ISSN 2612-6818 - Padova University Press

Telemedicina o consulto clinico a distanza: pro e contro per il paziente osteoporotico

TitleTelemedicina o consulto clinico a distanza: pro e contro per il paziente osteoporotico
Publication TypeJournal Article
Year of Publication2022
AuthorsMusacchio, E., & Sartori L.
Secondary TitleJournal of Health Care Education in Practice
Volume4
Issue1
Pagination32-40
Date Published05/2022
PublisherPadova University Press
Place PublishedPadova, IT
ISSN Number2612-6818
KeywordsCovid-19, elderly patients, loneliness, osteoporosi, osteoporosis, pandemia, pandemics, pazienti anziani, solitudine, telemedicina, telemedicine
Abstract

L’osteoporosi è una malattia sistemica dello scheletro caratterizzata da una progressiva
alterazione della microarchitettura ossea cui conseguono fragilità e aumentato rischio di frattura. I soggetti
maggiormente colpiti sono gli anziani di entrambi i sessi, con un esordio più precoce nelle donne. Una volta
iniziato, il trattamento è spesso protratto nel tempo ed è quindi necessario che l’aderenza terapeutica dei
pazienti e il rapporto con il medico siano quanto più possibile ottimali. Durante la pandemia Covid, al fine
di evitare le fonti di rischio di trasmissione dell’infezione, la normale attività ambulatoriale è stata
rimodulata come telemedicina. Questa modalità di erogazione delle cure sanitarie assume una maggiore
complessità nel caso dei pazienti anziani con tutte le problematiche sociali e mediche che si accompagnano
all’avanzare dell’età. Accanto ad aspetti sicuramente positivi se ne presentano altri che possono
considerarsi invece negativi, sia dal punto di vista del paziente che del medico, che illustriamo alla luce
della nostra esperienza maturata in uno dei servizi dell’Azienda Ospedale Università di Padova per la
Diagnosi e Cura dell’Osteoporosi, nel periodo dell’emergenza pandemica.

Estratti dell'elenco
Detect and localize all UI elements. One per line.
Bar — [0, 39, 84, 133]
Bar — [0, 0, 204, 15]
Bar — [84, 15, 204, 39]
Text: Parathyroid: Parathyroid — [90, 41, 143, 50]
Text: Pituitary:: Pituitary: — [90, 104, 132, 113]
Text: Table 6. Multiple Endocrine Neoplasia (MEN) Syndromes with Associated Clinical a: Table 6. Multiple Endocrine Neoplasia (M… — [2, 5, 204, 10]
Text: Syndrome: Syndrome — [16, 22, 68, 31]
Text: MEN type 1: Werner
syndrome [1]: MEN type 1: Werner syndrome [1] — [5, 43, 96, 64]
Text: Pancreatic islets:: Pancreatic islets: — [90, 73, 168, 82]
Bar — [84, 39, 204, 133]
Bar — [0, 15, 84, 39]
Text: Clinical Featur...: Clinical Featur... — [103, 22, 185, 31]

Obiettivo del compito
Prosegui il testo sulla telemedicina per il paziente osteoporotico dopo la sua ultima frase. L'elenco non ha alcun legame con il testo sulla telemedicina.

Area di risposta
Osteoporosis is a systemic disease of the skeleton characterized by a progressive alteration of the bone
microarchitecture resulting in fragility and increased risk of fracture. The most affected subjects are the
elderly of both sexes, with an earlier onset in women. Once started, the therapy must be continued
throughout life, and it is therefore necessary that both the therapeutic adherence of the patients and the
relationship with the referring physician are as good as possible. During the Covid pandemic, in order to
avoid the sources of risk of transmission of the infection, routinely outpatient activity has been remodelled
as telemedicine. The present work reports the experience of one of the services for the Diagnosis and
Treatment of Osteoporosis active at the University Hospital of Padova. This mode of delivery of health
care acquires greater complexity in the case of elderly patients with all the social and medical problems of
aging. Along with certainly positive aspects, there are others that can be considered negative, from the point
of view of both the patient and the physician, that we illustrate in the light of our experience gained at the
Padova University Hospital, in the period of the pandemic emergency.